_WHAT THE TASK REQUIRES_
Rewrite every line of the data below as a numbered list, leaving out any blank lines.

:::::

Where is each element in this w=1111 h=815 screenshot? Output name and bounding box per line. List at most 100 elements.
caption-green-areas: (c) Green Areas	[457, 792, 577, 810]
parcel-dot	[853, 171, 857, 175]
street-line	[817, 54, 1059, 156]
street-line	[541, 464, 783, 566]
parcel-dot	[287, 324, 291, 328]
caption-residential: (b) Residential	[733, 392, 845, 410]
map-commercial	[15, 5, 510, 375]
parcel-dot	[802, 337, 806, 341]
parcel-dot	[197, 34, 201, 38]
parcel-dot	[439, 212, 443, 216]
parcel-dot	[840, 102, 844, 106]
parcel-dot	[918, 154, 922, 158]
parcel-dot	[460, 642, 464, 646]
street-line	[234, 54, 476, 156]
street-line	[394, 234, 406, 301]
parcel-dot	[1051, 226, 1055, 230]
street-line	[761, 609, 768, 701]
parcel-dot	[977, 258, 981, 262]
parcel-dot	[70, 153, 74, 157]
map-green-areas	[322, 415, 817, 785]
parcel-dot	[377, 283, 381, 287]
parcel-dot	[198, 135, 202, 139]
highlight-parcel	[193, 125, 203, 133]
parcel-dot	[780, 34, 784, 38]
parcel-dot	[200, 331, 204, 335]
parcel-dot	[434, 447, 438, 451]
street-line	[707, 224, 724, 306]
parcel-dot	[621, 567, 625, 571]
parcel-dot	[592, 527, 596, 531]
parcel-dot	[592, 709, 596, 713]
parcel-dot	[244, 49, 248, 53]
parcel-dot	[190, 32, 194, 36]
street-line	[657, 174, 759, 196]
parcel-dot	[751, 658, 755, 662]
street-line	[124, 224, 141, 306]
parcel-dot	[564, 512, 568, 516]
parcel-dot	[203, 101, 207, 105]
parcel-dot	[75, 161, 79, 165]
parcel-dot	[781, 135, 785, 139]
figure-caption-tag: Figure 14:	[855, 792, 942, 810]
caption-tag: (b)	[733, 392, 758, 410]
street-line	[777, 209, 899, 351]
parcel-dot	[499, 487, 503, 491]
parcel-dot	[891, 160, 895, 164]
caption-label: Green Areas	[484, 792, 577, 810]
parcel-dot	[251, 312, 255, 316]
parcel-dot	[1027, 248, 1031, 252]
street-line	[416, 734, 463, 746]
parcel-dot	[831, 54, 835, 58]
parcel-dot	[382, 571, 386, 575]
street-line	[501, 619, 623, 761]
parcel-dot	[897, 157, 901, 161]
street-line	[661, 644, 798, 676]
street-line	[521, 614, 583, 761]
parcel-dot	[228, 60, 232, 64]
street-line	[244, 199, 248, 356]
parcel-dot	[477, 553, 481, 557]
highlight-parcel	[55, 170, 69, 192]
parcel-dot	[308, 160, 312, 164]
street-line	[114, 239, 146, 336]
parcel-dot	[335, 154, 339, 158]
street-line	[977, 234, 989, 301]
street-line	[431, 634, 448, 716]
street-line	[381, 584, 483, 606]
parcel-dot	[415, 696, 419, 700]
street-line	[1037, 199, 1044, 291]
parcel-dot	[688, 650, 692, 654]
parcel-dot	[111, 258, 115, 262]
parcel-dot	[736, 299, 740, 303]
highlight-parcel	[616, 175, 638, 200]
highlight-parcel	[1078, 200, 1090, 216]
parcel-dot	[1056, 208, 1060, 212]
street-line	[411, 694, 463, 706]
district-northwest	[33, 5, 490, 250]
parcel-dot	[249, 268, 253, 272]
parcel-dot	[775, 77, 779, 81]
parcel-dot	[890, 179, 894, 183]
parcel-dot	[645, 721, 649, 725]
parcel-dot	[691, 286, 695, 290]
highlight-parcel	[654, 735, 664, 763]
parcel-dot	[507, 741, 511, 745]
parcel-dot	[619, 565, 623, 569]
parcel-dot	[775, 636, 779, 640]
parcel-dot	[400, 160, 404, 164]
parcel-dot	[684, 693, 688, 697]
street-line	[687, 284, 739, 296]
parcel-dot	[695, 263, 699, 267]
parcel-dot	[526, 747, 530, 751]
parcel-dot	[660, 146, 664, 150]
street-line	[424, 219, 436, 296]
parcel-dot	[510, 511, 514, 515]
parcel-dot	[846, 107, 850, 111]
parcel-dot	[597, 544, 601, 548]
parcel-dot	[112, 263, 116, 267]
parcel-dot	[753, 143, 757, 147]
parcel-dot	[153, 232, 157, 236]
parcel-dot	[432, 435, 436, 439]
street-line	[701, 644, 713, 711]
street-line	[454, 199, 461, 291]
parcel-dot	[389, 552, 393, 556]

:::::

_TASK SOLUTION_
1. Where is each element in this w=1111 h=815 screenshot? Output name and bounding box per line. List at most 100 elements.
2. caption-green-areas: (c) Green Areas	[457, 792, 577, 810]
3. parcel-dot	[853, 171, 857, 175]
4. street-line	[817, 54, 1059, 156]
5. street-line	[541, 464, 783, 566]
6. parcel-dot	[287, 324, 291, 328]
7. caption-residential: (b) Residential	[733, 392, 845, 410]
8. map-commercial	[15, 5, 510, 375]
9. parcel-dot	[802, 337, 806, 341]
10. parcel-dot	[197, 34, 201, 38]
11. parcel-dot	[439, 212, 443, 216]
12. parcel-dot	[840, 102, 844, 106]
13. parcel-dot	[918, 154, 922, 158]
14. parcel-dot	[460, 642, 464, 646]
15. street-line	[234, 54, 476, 156]
16. street-line	[394, 234, 406, 301]
17. parcel-dot	[1051, 226, 1055, 230]
18. street-line	[761, 609, 768, 701]
19. parcel-dot	[977, 258, 981, 262]
20. parcel-dot	[70, 153, 74, 157]
21. map-green-areas	[322, 415, 817, 785]
22. parcel-dot	[377, 283, 381, 287]
23. parcel-dot	[198, 135, 202, 139]
24. highlight-parcel	[193, 125, 203, 133]
25. parcel-dot	[780, 34, 784, 38]
26. parcel-dot	[200, 331, 204, 335]
27. parcel-dot	[434, 447, 438, 451]
28. street-line	[707, 224, 724, 306]
29. parcel-dot	[621, 567, 625, 571]
30. parcel-dot	[592, 527, 596, 531]
31. parcel-dot	[592, 709, 596, 713]
32. parcel-dot	[244, 49, 248, 53]
33. parcel-dot	[190, 32, 194, 36]
34. street-line	[657, 174, 759, 196]
35. parcel-dot	[751, 658, 755, 662]
36. street-line	[124, 224, 141, 306]
37. parcel-dot	[564, 512, 568, 516]
38. parcel-dot	[203, 101, 207, 105]
39. parcel-dot	[75, 161, 79, 165]
40. parcel-dot	[781, 135, 785, 139]
41. figure-caption-tag: Figure 14:	[855, 792, 942, 810]
42. caption-tag: (b)	[733, 392, 758, 410]
43. street-line	[777, 209, 899, 351]
44. parcel-dot	[499, 487, 503, 491]
45. parcel-dot	[891, 160, 895, 164]
46. caption-label: Green Areas	[484, 792, 577, 810]
47. parcel-dot	[251, 312, 255, 316]
48. parcel-dot	[1027, 248, 1031, 252]
49. street-line	[416, 734, 463, 746]
50. parcel-dot	[831, 54, 835, 58]
51. parcel-dot	[382, 571, 386, 575]
52. street-line	[501, 619, 623, 761]
53. parcel-dot	[897, 157, 901, 161]
54. street-line	[661, 644, 798, 676]
55. street-line	[521, 614, 583, 761]
56. parcel-dot	[228, 60, 232, 64]
57. street-line	[244, 199, 248, 356]
58. parcel-dot	[477, 553, 481, 557]
59. highlight-parcel	[55, 170, 69, 192]
60. parcel-dot	[308, 160, 312, 164]
61. street-line	[114, 239, 146, 336]
62. parcel-dot	[335, 154, 339, 158]
63. street-line	[977, 234, 989, 301]
64. street-line	[431, 634, 448, 716]
65. street-line	[381, 584, 483, 606]
66. parcel-dot	[415, 696, 419, 700]
67. street-line	[1037, 199, 1044, 291]
68. parcel-dot	[688, 650, 692, 654]
69. parcel-dot	[111, 258, 115, 262]
70. parcel-dot	[736, 299, 740, 303]
71. highlight-parcel	[616, 175, 638, 200]
72. highlight-parcel	[1078, 200, 1090, 216]
73. parcel-dot	[1056, 208, 1060, 212]
74. street-line	[411, 694, 463, 706]
75. district-northwest	[33, 5, 490, 250]
76. parcel-dot	[249, 268, 253, 272]
77. parcel-dot	[775, 77, 779, 81]
78. parcel-dot	[890, 179, 894, 183]
79. parcel-dot	[645, 721, 649, 725]
80. parcel-dot	[691, 286, 695, 290]
81. highlight-parcel	[654, 735, 664, 763]
82. parcel-dot	[507, 741, 511, 745]
83. parcel-dot	[619, 565, 623, 569]
84. parcel-dot	[775, 636, 779, 640]
85. parcel-dot	[400, 160, 404, 164]
86. parcel-dot	[684, 693, 688, 697]
87. street-line	[687, 284, 739, 296]
88. parcel-dot	[695, 263, 699, 267]
89. parcel-dot	[526, 747, 530, 751]
90. parcel-dot	[660, 146, 664, 150]
91. street-line	[424, 219, 436, 296]
92. parcel-dot	[510, 511, 514, 515]
93. parcel-dot	[846, 107, 850, 111]
94. parcel-dot	[597, 544, 601, 548]
95. parcel-dot	[112, 263, 116, 267]
96. parcel-dot	[753, 143, 757, 147]
97. parcel-dot	[153, 232, 157, 236]
98. parcel-dot	[432, 435, 436, 439]
99. street-line	[701, 644, 713, 711]
100. street-line	[454, 199, 461, 291]
101. parcel-dot	[389, 552, 393, 556]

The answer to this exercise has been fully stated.